- _WHAT THE TASK ASKS_
Check each line for the word "József" and report how many have it. Give nothing else.

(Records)
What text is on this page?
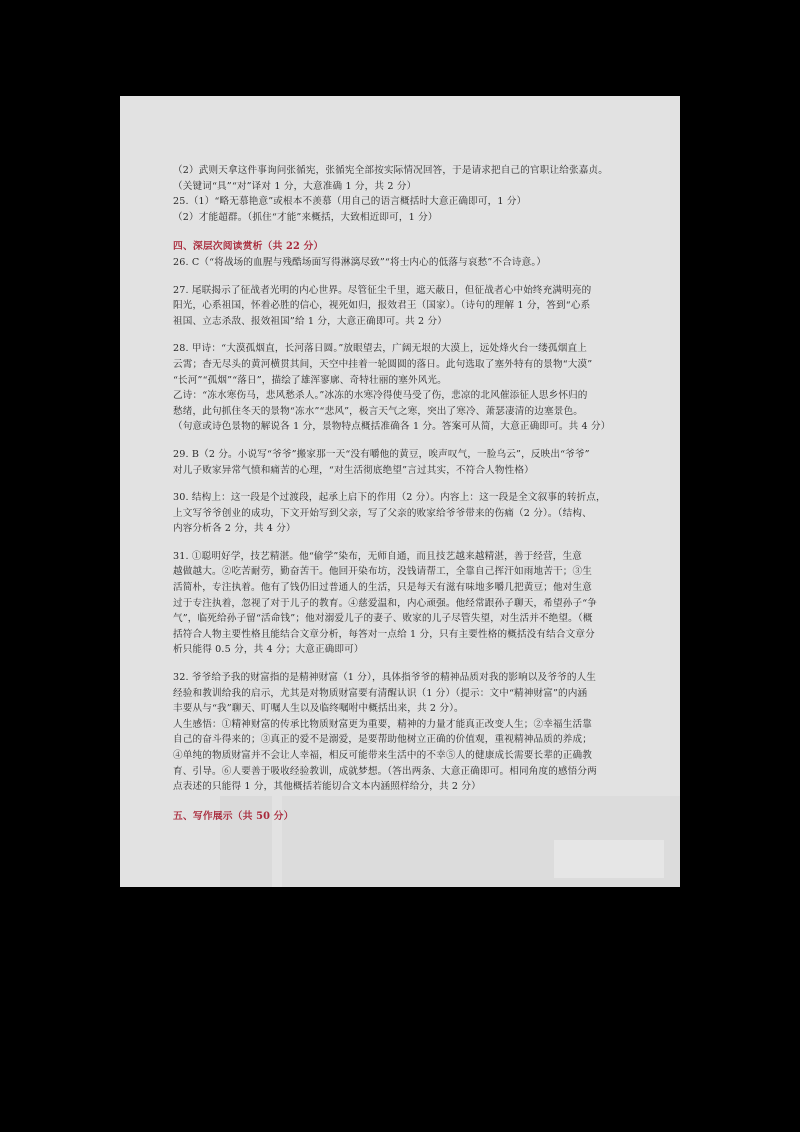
（2）武则天拿这件事询问张循宪，张循宪全部按实际情况回答，于是请求把自己的官职让给张嘉贞。
（关键词“具”“对”译对 1 分，大意准确 1 分，共 2 分）
25.（1）“略无慕艳意”或根本不羡慕（用自己的语言概括时大意正确即可，1 分）
（2）才能超群。（抓住“才能”来概括，大致相近即可，1 分）
四、深层次阅读赏析（共 22 分）
26. C（“将战场的血腥与残酷场面写得淋漓尽致”“将士内心的低落与哀愁”不合诗意。）
27. 尾联揭示了征战者光明的内心世界。尽管征尘千里，遮天蔽日，但征战者心中始终充满明亮的
阳光，心系祖国，怀着必胜的信心，视死如归，报效君王（国家）。（诗句的理解 1 分，答到“心系
祖国、立志杀敌、报效祖国”给 1 分，大意正确即可。共 2 分）
28. 甲诗：“大漠孤烟直，长河落日圆。”放眼望去，广阔无垠的大漠上，远处烽火台一缕孤烟直上
云霄；杳无尽头的黄河横贯其间，天空中挂着一轮圆圆的落日。此句选取了塞外特有的景物“大漠”
“长河”“孤烟”“落日”，描绘了雄浑寥廓、奇特壮丽的塞外风光。
乙诗：“冻水寒伤马，悲风愁杀人。”冰冻的水寒冷得使马受了伤，悲凉的北风催添征人思乡怀归的
愁绪，此句抓住冬天的景物“冻水”“悲风”，极言天气之寒，突出了寒冷、萧瑟凄清的边塞景色。
（句意或诗色景物的解说各 1 分，景物特点概括准确各 1 分。答案可从简，大意正确即可。共 4 分）
29. B（2 分。小说写“爷爷”搬家那一天“没有嚼他的黄豆，唉声叹气，一脸乌云”，反映出“爷爷”
对儿子败家异常气愤和痛苦的心理，“对生活彻底绝望”言过其实，不符合人物性格）
30. 结构上：这一段是个过渡段，起承上启下的作用（2 分）。内容上：这一段是全文叙事的转折点，
上文写爷爷创业的成功，下文开始写到父亲，写了父亲的败家给爷爷带来的伤痛（2 分）。（结构、
内容分析各 2 分，共 4 分）
31. ①聪明好学，技艺精湛。他“偷学”染布，无师自通，而且技艺越来越精湛，善于经营，生意
越做越大。②吃苦耐劳，勤奋苦干。他回开染布坊，没钱请帮工，全靠自己挥汗如雨地苦干；③生
活简朴，专注执着。他有了钱仍旧过普通人的生活，只是每天有滋有味地多嚼几把黄豆；他对生意
过于专注执着，忽视了对于儿子的教育。④慈爱温和，内心顽强。他经常跟孙子聊天，希望孙子“争
气”，临死给孙子留“活命钱”；他对溺爱儿子的妻子、败家的儿子尽管失望，对生活并不绝望。（概
括符合人物主要性格且能结合文章分析，每答对一点给 1 分，只有主要性格的概括没有结合文章分
析只能得 0.5 分，共 4 分；大意正确即可）
32. 爷爷给予我的财富指的是精神财富（1 分），具体指爷爷的精神品质对我的影响以及爷爷的人生
经验和教训给我的启示，尤其是对物质财富要有清醒认识（1 分）（提示：文中“精神财富”的内涵
丰要从与“我”聊天、叮嘱人生以及临终嘱咐中概括出来，共 2 分）。
人生感悟：①精神财富的传承比物质财富更为重要，精神的力量才能真正改变人生；②幸福生活靠
自己的奋斗得来的；③真正的爱不是溺爱，是要帮助他树立正确的价值观，重视精神品质的养成；
④单纯的物质财富并不会让人幸福，相反可能带来生活中的不幸⑤人的健康成长需要长辈的正确教
育、引导。⑥人要善于吸收经验教训，成就梦想。（答出两条、大意正确即可。相同角度的感悟分两
点表述的只能得 1 分，其他概括若能切合文本内涵照样给分，共 2 分）
五、写作展示（共 50 分）
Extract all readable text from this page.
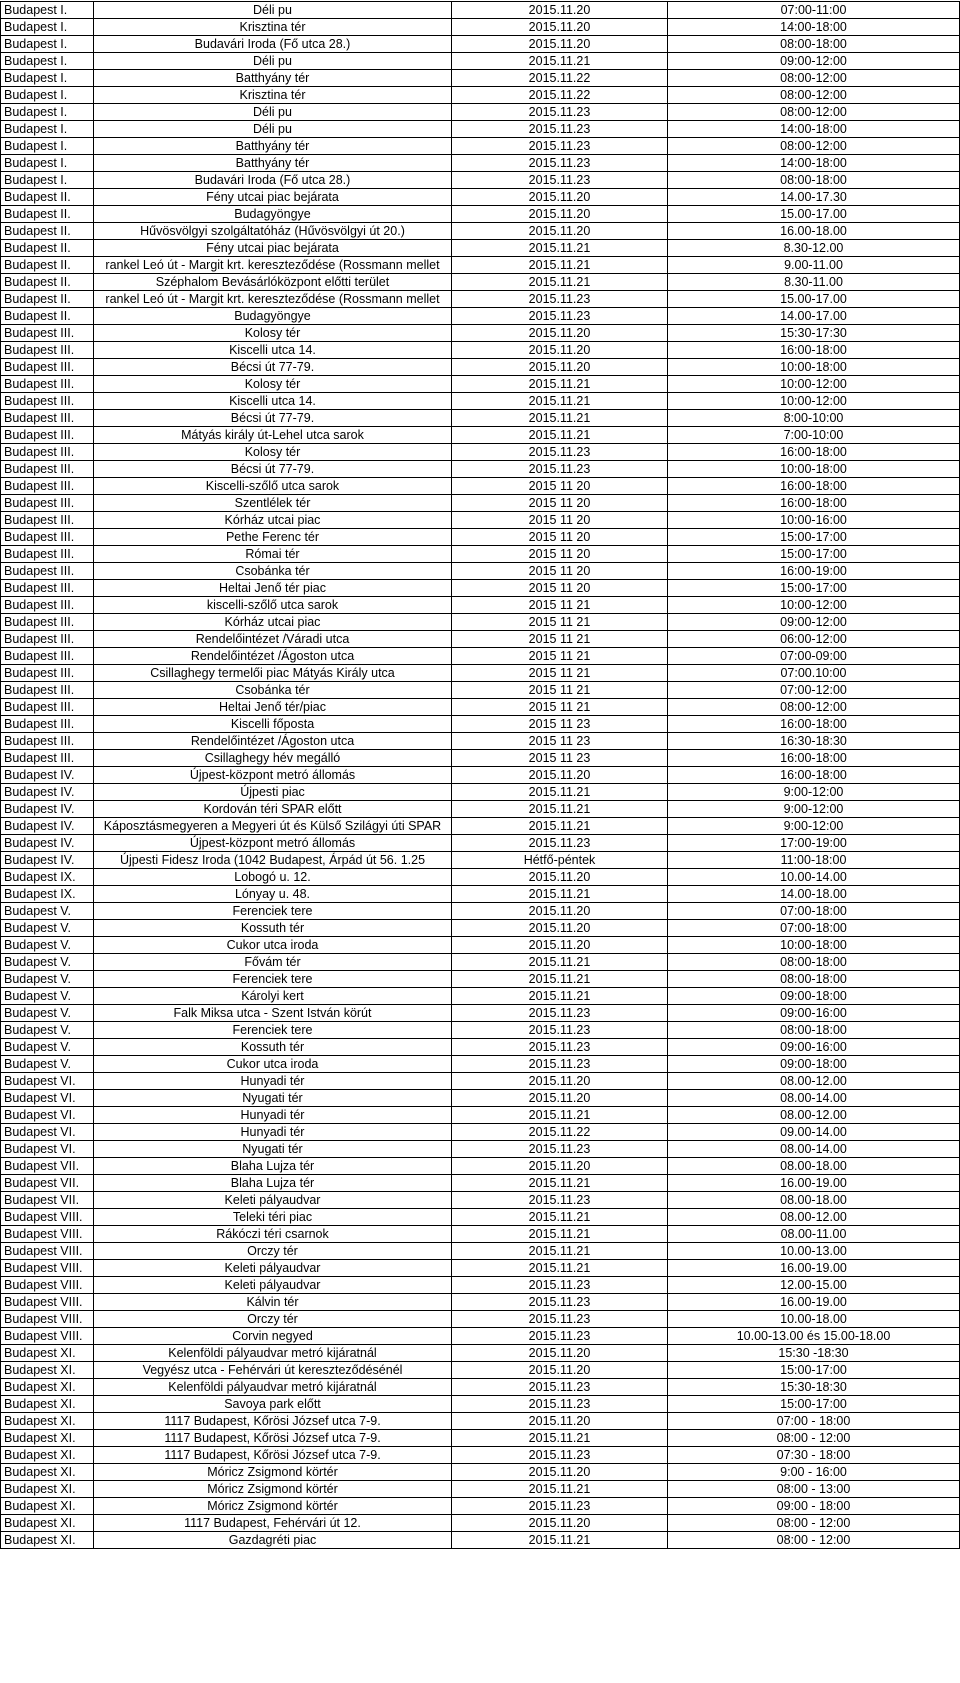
Budapest I.	Déli pu	2015.11.20	07:00-11:00
Budapest I.	Krisztina tér	2015.11.20	14:00-18:00
Budapest I.	Budavári Iroda (Fő utca 28.)	2015.11.20	08:00-18:00
Budapest I.	Déli pu	2015.11.21	09:00-12:00
Budapest I.	Batthyány tér	2015.11.22	08:00-12:00
Budapest I.	Krisztina tér	2015.11.22	08:00-12:00
Budapest I.	Déli pu	2015.11.23	08:00-12:00
Budapest I.	Déli pu	2015.11.23	14:00-18:00
Budapest I.	Batthyány tér	2015.11.23	08:00-12:00
Budapest I.	Batthyány tér	2015.11.23	14:00-18:00
Budapest I.	Budavári Iroda (Fő utca 28.)	2015.11.23	08:00-18:00
Budapest II.	Fény utcai piac bejárata	2015.11.20	14.00-17.30
Budapest II.	Budagyöngye	2015.11.20	15.00-17.00
Budapest II.	Hűvösvölgyi szolgáltatóház (Hűvösvölgyi út 20.)	2015.11.20	16.00-18.00
Budapest II.	Fény utcai piac bejárata	2015.11.21	8.30-12.00
Budapest II.	rankel Leó út - Margit krt. kereszteződése (Rossmann mellet	2015.11.21	9.00-11.00
Budapest II.	Széphalom Bevásárlóközpont előtti terület	2015.11.21	8.30-11.00
Budapest II.	rankel Leó út - Margit krt. kereszteződése (Rossmann mellet	2015.11.23	15.00-17.00
Budapest II.	Budagyöngye	2015.11.23	14.00-17.00
Budapest III.	Kolosy tér	2015.11.20	15:30-17:30
Budapest III.	Kiscelli utca 14.	2015.11.20	16:00-18:00
Budapest III.	Bécsi út 77-79.	2015.11.20	10:00-18:00
Budapest III.	Kolosy tér	2015.11.21	10:00-12:00
Budapest III.	Kiscelli utca 14.	2015.11.21	10:00-12:00
Budapest III.	Bécsi út 77-79.	2015.11.21	8:00-10:00
Budapest III.	Mátyás király út-Lehel utca sarok	2015.11.21	7:00-10:00
Budapest III.	Kolosy tér	2015.11.23	16:00-18:00
Budapest III.	Bécsi út 77-79.	2015.11.23	10:00-18:00
Budapest III.	Kiscelli-szőlő utca sarok	2015 11 20	16:00-18:00
Budapest III.	Szentlélek tér	2015 11 20	16:00-18:00
Budapest III.	Kórház utcai piac	2015 11 20	10:00-16:00
Budapest III.	Pethe Ferenc tér	2015 11 20	15:00-17:00
Budapest III.	Római tér	2015 11 20	15:00-17:00
Budapest III.	Csobánka tér	2015 11 20	16:00-19:00
Budapest III.	Heltai Jenő tér piac	2015 11 20	15:00-17:00
Budapest III.	kiscelli-szőlő utca sarok	2015 11 21	10:00-12:00
Budapest III.	Kórház utcai piac	2015 11 21	09:00-12:00
Budapest III.	Rendelőintézet /Váradi utca	2015 11 21	06:00-12:00
Budapest III.	Rendelőintézet /Ágoston utca	2015 11 21	07:00-09:00
Budapest III.	Csillaghegy termelői piac Mátyás Király utca	2015 11 21	07:00.10:00
Budapest III.	Csobánka tér	2015 11 21	07:00-12:00
Budapest III.	Heltai Jenő tér/piac	2015 11 21	08:00-12:00
Budapest III.	Kiscelli főposta	2015 11 23	16:00-18:00
Budapest III.	Rendelőintézet /Ágoston utca	2015 11 23	16:30-18:30
Budapest III.	Csillaghegy hév megálló	2015 11 23	16:00-18:00
Budapest IV.	Újpest-központ metró állomás	2015.11.20	16:00-18:00
Budapest IV.	Újpesti piac	2015.11.21	9:00-12:00
Budapest IV.	Kordován téri SPAR előtt	2015.11.21	9:00-12:00
Budapest IV.	Káposztásmegyeren a Megyeri út és Külső Szilágyi úti SPAR	2015.11.21	9:00-12:00
Budapest IV.	Újpest-központ metró állomás	2015.11.23	17:00-19:00
Budapest IV.	Újpesti Fidesz Iroda (1042 Budapest, Árpád út 56. 1.25	Hétfő-péntek	11:00-18:00
Budapest IX.	Lobogó u. 12.	2015.11.20	10.00-14.00
Budapest IX.	Lónyay u. 48.	2015.11.21	14.00-18.00
Budapest V.	Ferenciek tere	2015.11.20	07:00-18:00
Budapest V.	Kossuth tér	2015.11.20	07:00-18:00
Budapest V.	Cukor utca iroda	2015.11.20	10:00-18:00
Budapest V.	Fővám tér	2015.11.21	08:00-18:00
Budapest V.	Ferenciek tere	2015.11.21	08:00-18:00
Budapest V.	Károlyi kert	2015.11.21	09:00-18:00
Budapest V.	Falk Miksa utca - Szent István körút	2015.11.23	09:00-16:00
Budapest V.	Ferenciek tere	2015.11.23	08:00-18:00
Budapest V.	Kossuth tér	2015.11.23	09:00-16:00
Budapest V.	Cukor utca iroda	2015.11.23	09:00-18:00
Budapest VI.	Hunyadi tér	2015.11.20	08.00-12.00
Budapest VI.	Nyugati tér	2015.11.20	08.00-14.00
Budapest VI.	Hunyadi tér	2015.11.21	08.00-12.00
Budapest VI.	Hunyadi tér	2015.11.22	09.00-14.00
Budapest VI.	Nyugati tér	2015.11.23	08.00-14.00
Budapest VII.	Blaha Lujza tér	2015.11.20	08.00-18.00
Budapest VII.	Blaha Lujza tér	2015.11.21	16.00-19.00
Budapest VII.	Keleti pályaudvar	2015.11.23	08.00-18.00
Budapest VIII.	Teleki téri piac	2015.11.21	08.00-12.00
Budapest VIII.	Rákóczi téri csarnok	2015.11.21	08.00-11.00
Budapest VIII.	Orczy tér	2015.11.21	10.00-13.00
Budapest VIII.	Keleti pályaudvar	2015.11.21	16.00-19.00
Budapest VIII.	Keleti pályaudvar	2015.11.23	12.00-15.00
Budapest VIII.	Kálvin tér	2015.11.23	16.00-19.00
Budapest VIII.	Orczy tér	2015.11.23	10.00-18.00
Budapest VIII.	Corvin negyed	2015.11.23	10.00-13.00 és 15.00-18.00
Budapest XI.	Kelenföldi pályaudvar metró kijáratnál	2015.11.20	15:30 -18:30
Budapest XI.	Vegyész utca - Fehérvári út kereszteződésénél	2015.11.20	15:00-17:00
Budapest XI.	Kelenföldi pályaudvar metró kijáratnál	2015.11.23	15:30-18:30
Budapest XI.	Savoya park előtt	2015.11.23	15:00-17:00
Budapest XI.	1117 Budapest, Kőrösi József utca 7-9.	2015.11.20	07:00 - 18:00
Budapest XI.	1117 Budapest, Kőrösi József utca 7-9.	2015.11.21	08:00 - 12:00
Budapest XI.	1117 Budapest, Kőrösi József utca 7-9.	2015.11.23	07:30 - 18:00
Budapest XI.	Móricz Zsigmond körtér	2015.11.20	9:00 - 16:00
Budapest XI.	Móricz Zsigmond körtér	2015.11.21	08:00 - 13:00
Budapest XI.	Móricz Zsigmond körtér	2015.11.23	09:00 - 18:00
Budapest XI.	1117 Budapest, Fehérvári út 12.	2015.11.20	08:00 - 12:00
Budapest XI.	Gazdagréti piac	2015.11.21	08:00 - 12:00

- _RESULT_
3